Pictures in the data below are not part of the copy; transcribe everything else exactly.

━━ Supplied material ━━

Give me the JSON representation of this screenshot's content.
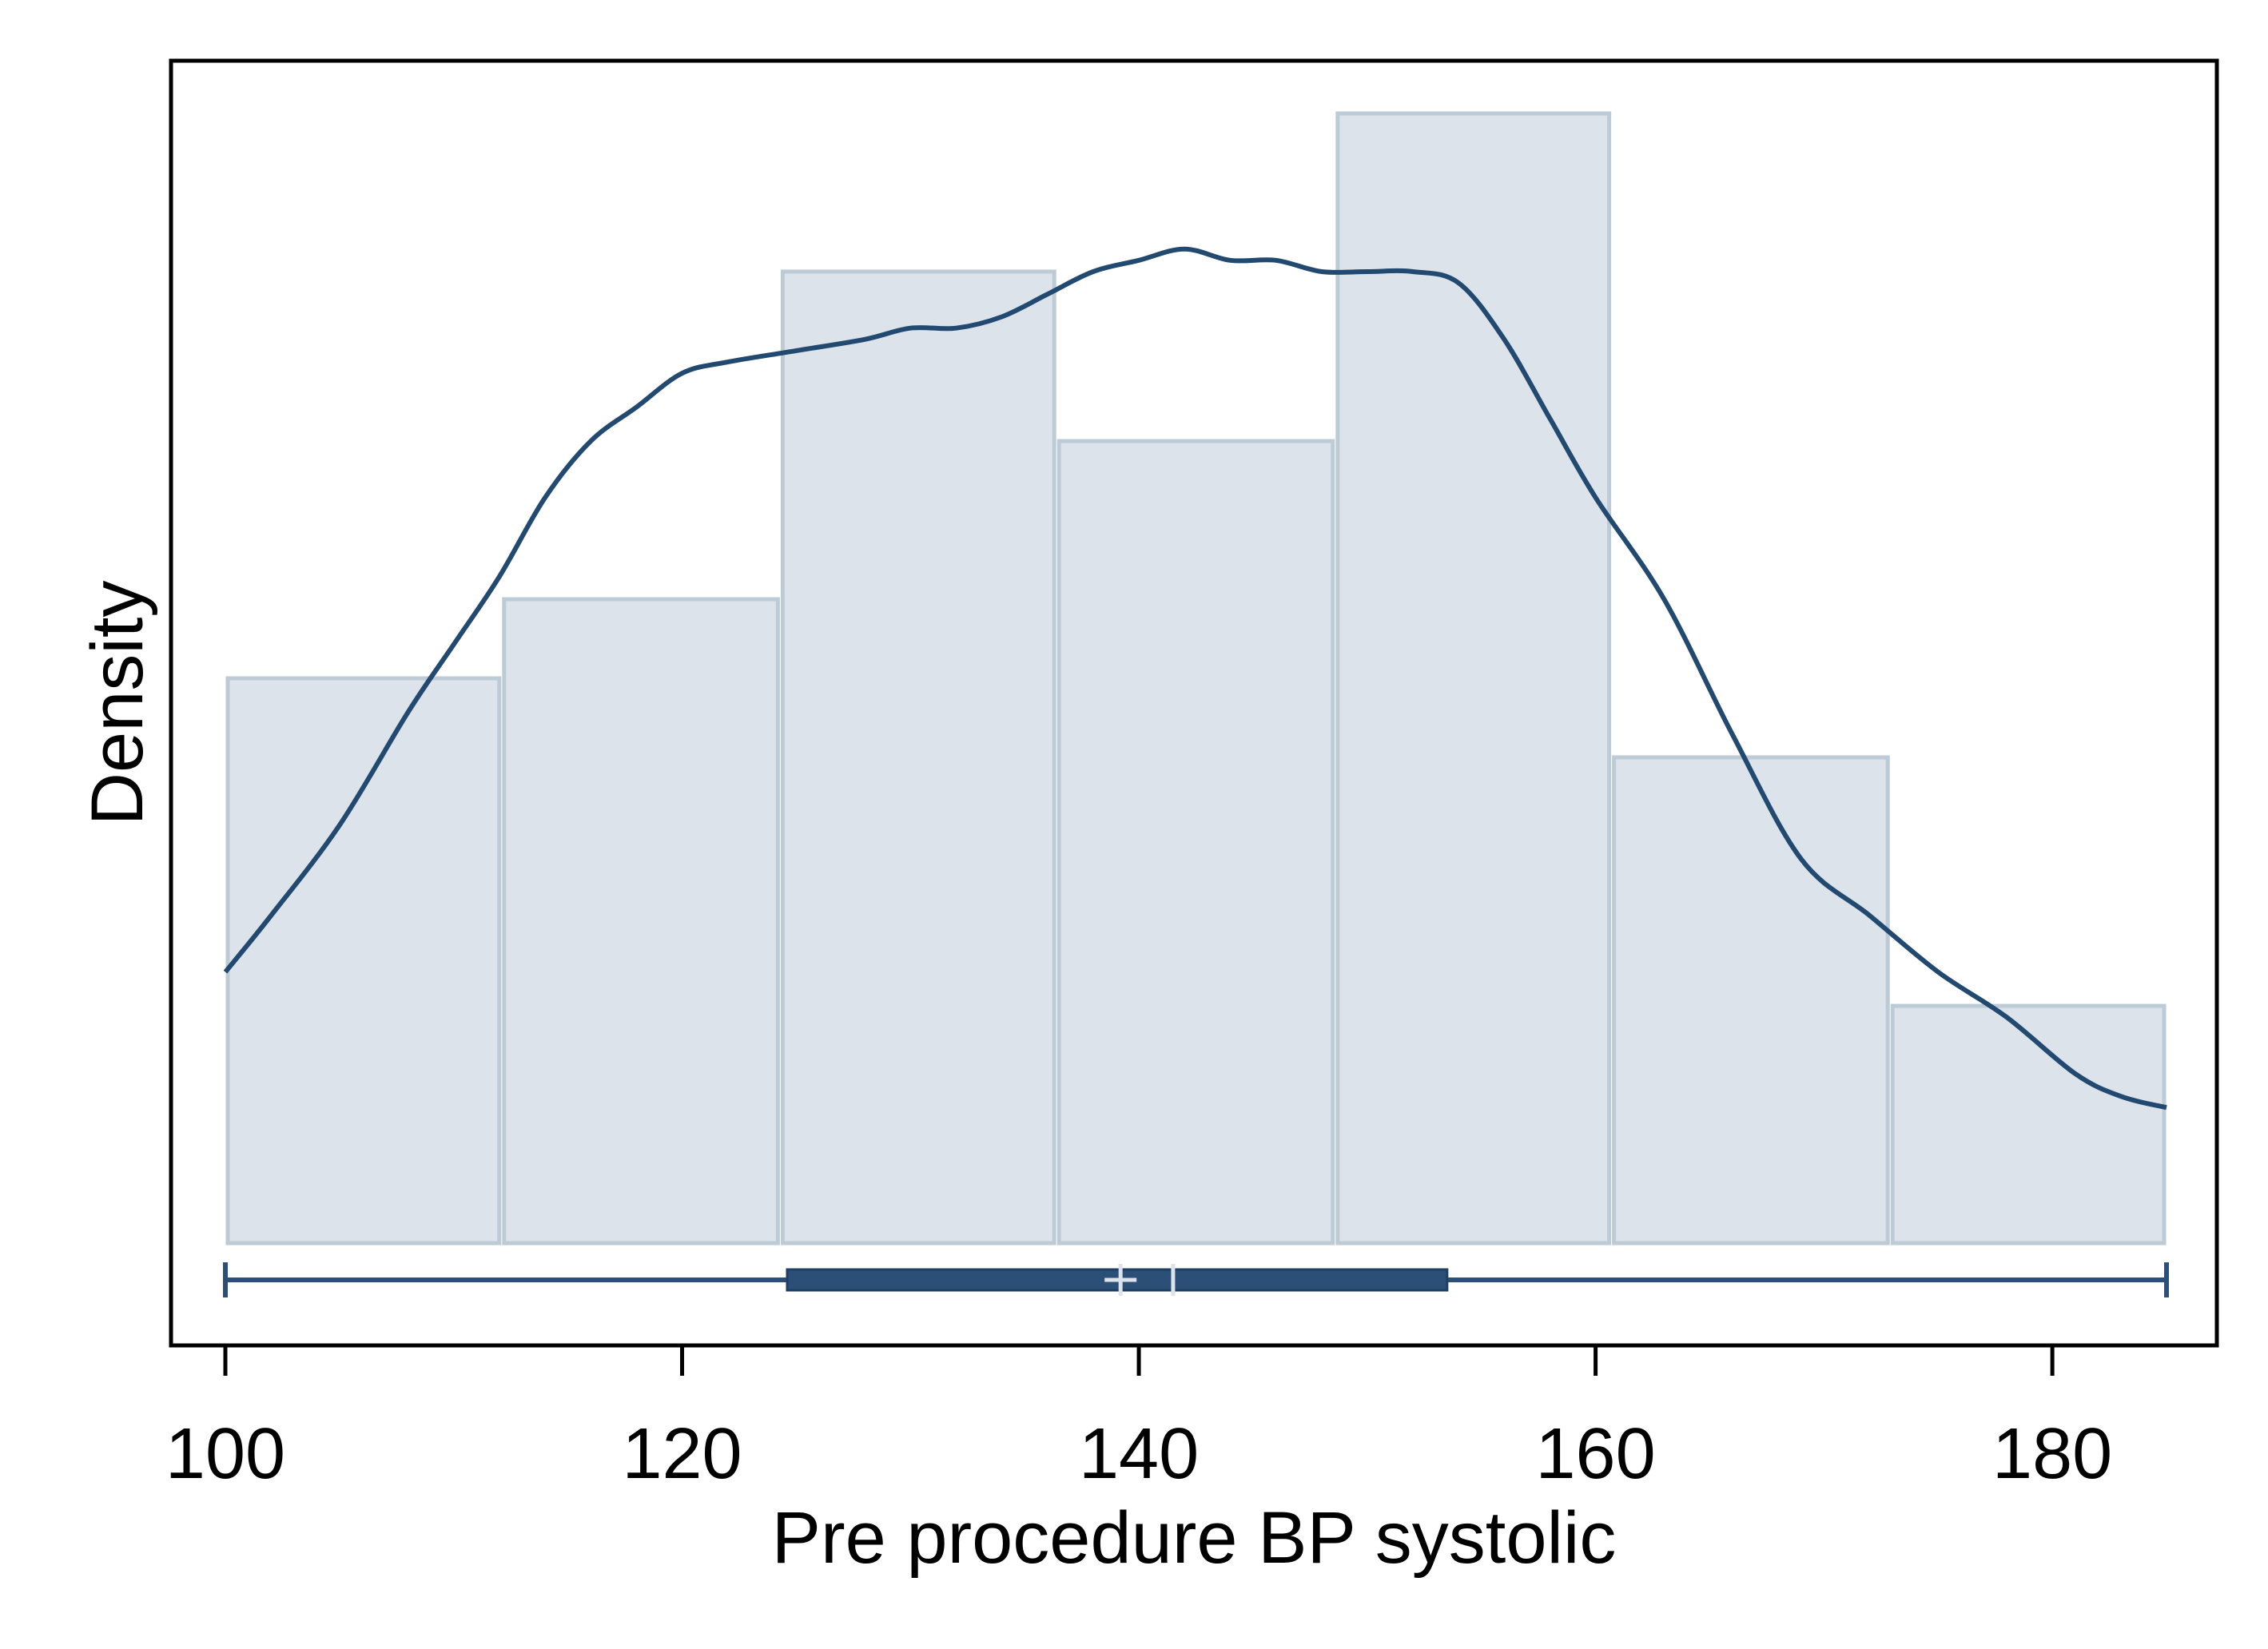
{
  "chart_data": {
    "type": "bar",
    "subtype": "histogram with kernel density and box plot",
    "xlabel": "Pre procedure BP systolic",
    "ylabel": "Density",
    "xlim": [
      100,
      185
    ],
    "ylim": [
      0,
      1
    ],
    "y_scale_note": "relative density; y-axis has no tick labels",
    "x_ticks": [
      100,
      120,
      140,
      160,
      180
    ],
    "grid": false,
    "legend": "none",
    "histogram": {
      "bins": [
        {
          "start": 100.0,
          "end": 112.1,
          "density": 0.5
        },
        {
          "start": 112.1,
          "end": 124.3,
          "density": 0.57
        },
        {
          "start": 124.3,
          "end": 136.4,
          "density": 0.86
        },
        {
          "start": 136.4,
          "end": 148.6,
          "density": 0.71
        },
        {
          "start": 148.6,
          "end": 160.7,
          "density": 1.0
        },
        {
          "start": 160.7,
          "end": 172.9,
          "density": 0.43
        },
        {
          "start": 172.9,
          "end": 185.0,
          "density": 0.21
        }
      ],
      "fill": "#dce3eb",
      "stroke": "#bccbd6"
    },
    "kde": {
      "x": [
        100,
        102,
        105,
        108,
        110,
        112,
        114,
        116,
        118,
        120,
        122,
        125,
        128,
        130,
        132,
        134,
        136,
        138,
        140,
        142,
        144,
        146,
        148,
        150,
        152,
        154,
        156,
        158,
        160,
        163,
        166,
        169,
        172,
        175,
        178,
        181,
        183,
        185
      ],
      "y": [
        0.24,
        0.29,
        0.37,
        0.47,
        0.53,
        0.59,
        0.66,
        0.71,
        0.74,
        0.77,
        0.78,
        0.79,
        0.8,
        0.81,
        0.81,
        0.82,
        0.84,
        0.86,
        0.87,
        0.88,
        0.87,
        0.87,
        0.86,
        0.86,
        0.86,
        0.85,
        0.8,
        0.73,
        0.66,
        0.57,
        0.45,
        0.34,
        0.29,
        0.24,
        0.2,
        0.15,
        0.13,
        0.12
      ],
      "color": "#22496f"
    },
    "boxplot": {
      "min": 100,
      "q1": 124.6,
      "median": 141.5,
      "mean": 139.2,
      "q3": 153.5,
      "max": 185,
      "color": "#2b4f77",
      "marker_color": "#dce3eb"
    }
  }
}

━━━

◆ **Result below**
Give me the JSON representation of this screenshot's content.
{
  "chart_data": {
    "type": "bar",
    "subtype": "histogram with kernel density and box plot",
    "xlabel": "Pre procedure BP systolic",
    "ylabel": "Density",
    "xlim": [
      100,
      185
    ],
    "ylim": [
      0,
      1
    ],
    "y_scale_note": "relative density; y-axis has no tick labels",
    "x_ticks": [
      100,
      120,
      140,
      160,
      180
    ],
    "grid": false,
    "legend": "none",
    "histogram": {
      "bins": [
        {
          "start": 100.0,
          "end": 112.1,
          "density": 0.5
        },
        {
          "start": 112.1,
          "end": 124.3,
          "density": 0.57
        },
        {
          "start": 124.3,
          "end": 136.4,
          "density": 0.86
        },
        {
          "start": 136.4,
          "end": 148.6,
          "density": 0.71
        },
        {
          "start": 148.6,
          "end": 160.7,
          "density": 1.0
        },
        {
          "start": 160.7,
          "end": 172.9,
          "density": 0.43
        },
        {
          "start": 172.9,
          "end": 185.0,
          "density": 0.21
        }
      ],
      "fill": "#dce3eb",
      "stroke": "#bccbd6"
    },
    "kde": {
      "x": [
        100,
        102,
        105,
        108,
        110,
        112,
        114,
        116,
        118,
        120,
        122,
        125,
        128,
        130,
        132,
        134,
        136,
        138,
        140,
        142,
        144,
        146,
        148,
        150,
        152,
        154,
        156,
        158,
        160,
        163,
        166,
        169,
        172,
        175,
        178,
        181,
        183,
        185
      ],
      "y": [
        0.24,
        0.29,
        0.37,
        0.47,
        0.53,
        0.59,
        0.66,
        0.71,
        0.74,
        0.77,
        0.78,
        0.79,
        0.8,
        0.81,
        0.81,
        0.82,
        0.84,
        0.86,
        0.87,
        0.88,
        0.87,
        0.87,
        0.86,
        0.86,
        0.86,
        0.85,
        0.8,
        0.73,
        0.66,
        0.57,
        0.45,
        0.34,
        0.29,
        0.24,
        0.2,
        0.15,
        0.13,
        0.12
      ],
      "color": "#22496f"
    },
    "boxplot": {
      "min": 100,
      "q1": 124.6,
      "median": 141.5,
      "mean": 139.2,
      "q3": 153.5,
      "max": 185,
      "color": "#2b4f77",
      "marker_color": "#dce3eb"
    }
  }
}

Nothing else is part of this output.